### Problem description
Of the lines below, how many hold the string "ylabel"? Give only the number.

# Start of Task material

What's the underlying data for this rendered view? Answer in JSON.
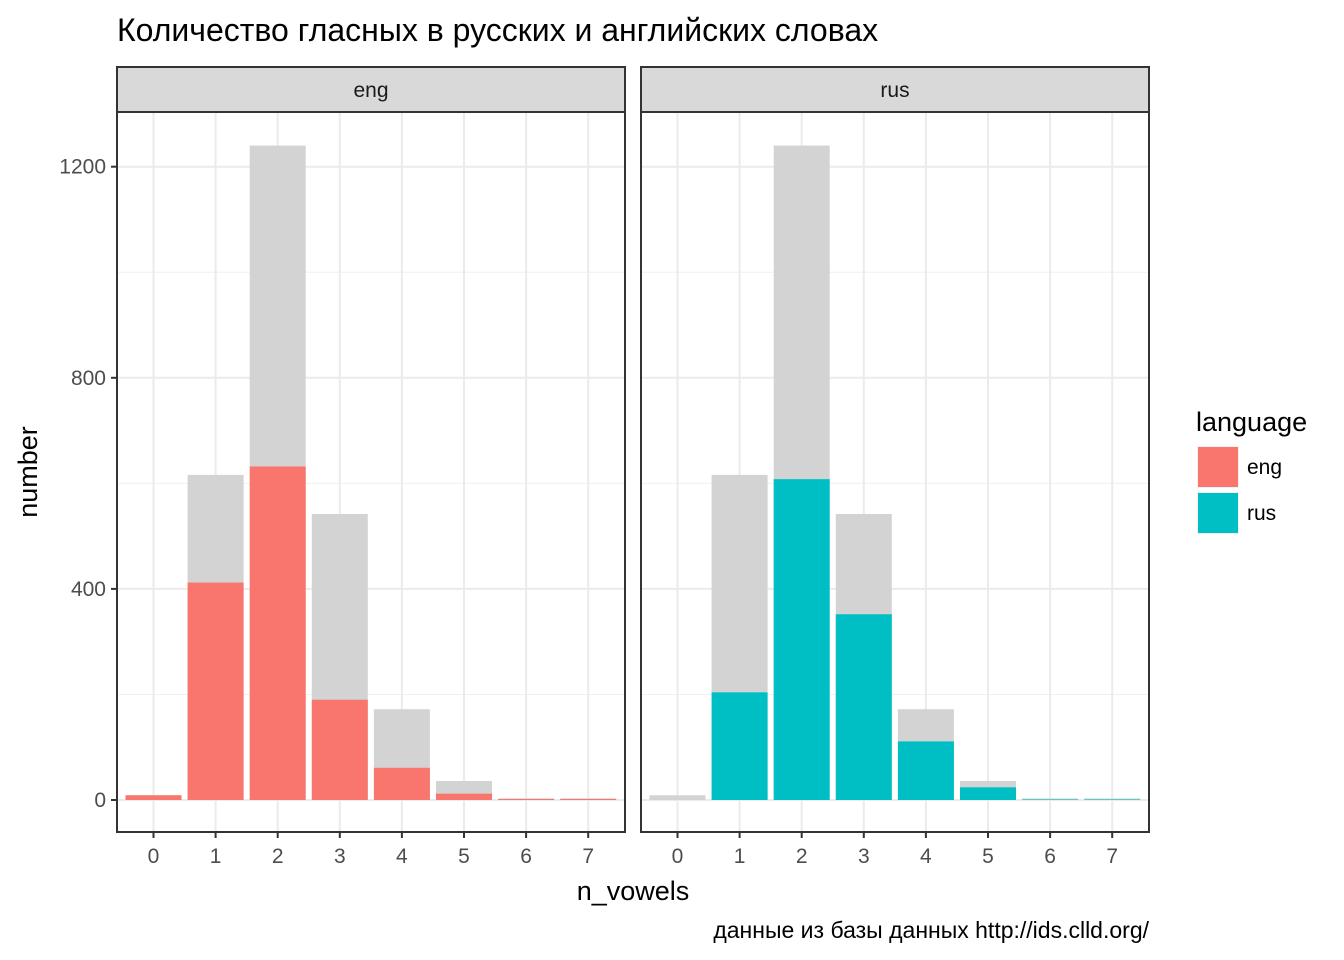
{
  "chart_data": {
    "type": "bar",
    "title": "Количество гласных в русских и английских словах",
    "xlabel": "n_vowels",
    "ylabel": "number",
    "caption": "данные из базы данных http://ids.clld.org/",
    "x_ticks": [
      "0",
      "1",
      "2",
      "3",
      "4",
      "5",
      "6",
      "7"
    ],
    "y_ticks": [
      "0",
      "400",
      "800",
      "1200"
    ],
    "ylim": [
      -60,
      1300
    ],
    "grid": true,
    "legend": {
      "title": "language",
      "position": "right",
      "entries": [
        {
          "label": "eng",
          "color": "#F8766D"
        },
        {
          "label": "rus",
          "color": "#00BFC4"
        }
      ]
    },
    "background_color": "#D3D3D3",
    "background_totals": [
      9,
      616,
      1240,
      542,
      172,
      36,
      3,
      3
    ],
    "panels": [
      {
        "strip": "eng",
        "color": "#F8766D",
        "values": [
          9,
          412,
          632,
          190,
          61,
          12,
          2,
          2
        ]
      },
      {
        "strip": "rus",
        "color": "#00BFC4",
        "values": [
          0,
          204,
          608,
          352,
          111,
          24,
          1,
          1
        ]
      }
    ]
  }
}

# End of Task material
# Start of Task material

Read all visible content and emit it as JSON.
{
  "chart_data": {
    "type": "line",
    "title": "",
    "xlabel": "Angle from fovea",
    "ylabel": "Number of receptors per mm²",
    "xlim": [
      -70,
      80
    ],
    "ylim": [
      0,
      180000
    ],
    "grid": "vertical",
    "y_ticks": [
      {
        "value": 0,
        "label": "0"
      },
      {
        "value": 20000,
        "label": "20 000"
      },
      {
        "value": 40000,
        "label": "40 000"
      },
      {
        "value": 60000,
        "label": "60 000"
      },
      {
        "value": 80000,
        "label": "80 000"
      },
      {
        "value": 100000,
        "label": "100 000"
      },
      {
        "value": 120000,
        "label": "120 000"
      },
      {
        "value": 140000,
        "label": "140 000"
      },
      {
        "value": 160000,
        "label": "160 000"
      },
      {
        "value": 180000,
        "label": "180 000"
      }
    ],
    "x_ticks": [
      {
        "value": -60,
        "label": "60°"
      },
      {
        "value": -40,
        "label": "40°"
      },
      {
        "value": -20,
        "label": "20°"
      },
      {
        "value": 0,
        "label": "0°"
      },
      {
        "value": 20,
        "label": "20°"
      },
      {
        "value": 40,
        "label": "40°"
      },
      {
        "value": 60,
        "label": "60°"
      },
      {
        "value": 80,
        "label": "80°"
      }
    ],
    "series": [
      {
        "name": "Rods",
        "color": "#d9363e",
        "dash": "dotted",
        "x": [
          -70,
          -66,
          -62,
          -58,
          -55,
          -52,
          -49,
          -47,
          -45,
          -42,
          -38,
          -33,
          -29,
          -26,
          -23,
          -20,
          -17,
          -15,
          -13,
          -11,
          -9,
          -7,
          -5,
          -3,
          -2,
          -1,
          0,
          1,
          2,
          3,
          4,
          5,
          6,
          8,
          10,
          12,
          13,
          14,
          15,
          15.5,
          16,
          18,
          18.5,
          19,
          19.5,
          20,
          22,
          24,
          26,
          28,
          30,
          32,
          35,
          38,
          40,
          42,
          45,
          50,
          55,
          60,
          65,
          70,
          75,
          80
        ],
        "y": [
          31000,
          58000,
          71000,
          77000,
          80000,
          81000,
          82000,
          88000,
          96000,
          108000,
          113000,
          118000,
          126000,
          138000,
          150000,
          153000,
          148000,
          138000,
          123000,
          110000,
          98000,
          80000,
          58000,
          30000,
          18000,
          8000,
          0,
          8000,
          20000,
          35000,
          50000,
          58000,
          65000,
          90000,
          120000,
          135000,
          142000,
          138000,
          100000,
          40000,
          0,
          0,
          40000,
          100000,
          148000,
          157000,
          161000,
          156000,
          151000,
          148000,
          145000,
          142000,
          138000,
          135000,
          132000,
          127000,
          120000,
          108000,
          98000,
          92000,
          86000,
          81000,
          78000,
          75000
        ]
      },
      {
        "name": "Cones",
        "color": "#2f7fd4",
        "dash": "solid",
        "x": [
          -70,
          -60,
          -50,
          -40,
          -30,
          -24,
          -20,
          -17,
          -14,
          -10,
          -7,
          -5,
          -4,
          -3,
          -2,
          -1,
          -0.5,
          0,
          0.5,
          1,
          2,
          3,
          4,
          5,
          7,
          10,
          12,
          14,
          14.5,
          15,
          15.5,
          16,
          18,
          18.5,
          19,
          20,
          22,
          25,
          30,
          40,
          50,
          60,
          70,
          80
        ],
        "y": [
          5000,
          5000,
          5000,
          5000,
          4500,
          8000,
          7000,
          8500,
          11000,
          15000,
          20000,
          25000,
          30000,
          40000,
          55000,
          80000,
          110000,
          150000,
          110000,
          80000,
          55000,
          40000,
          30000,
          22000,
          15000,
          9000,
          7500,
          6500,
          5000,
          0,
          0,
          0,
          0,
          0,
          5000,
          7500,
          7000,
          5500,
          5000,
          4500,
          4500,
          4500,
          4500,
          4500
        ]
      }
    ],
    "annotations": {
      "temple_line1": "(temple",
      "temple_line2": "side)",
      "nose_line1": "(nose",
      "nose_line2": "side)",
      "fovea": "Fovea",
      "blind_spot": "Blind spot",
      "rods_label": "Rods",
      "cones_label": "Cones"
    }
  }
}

# End of Task material

### Response for this exercise
2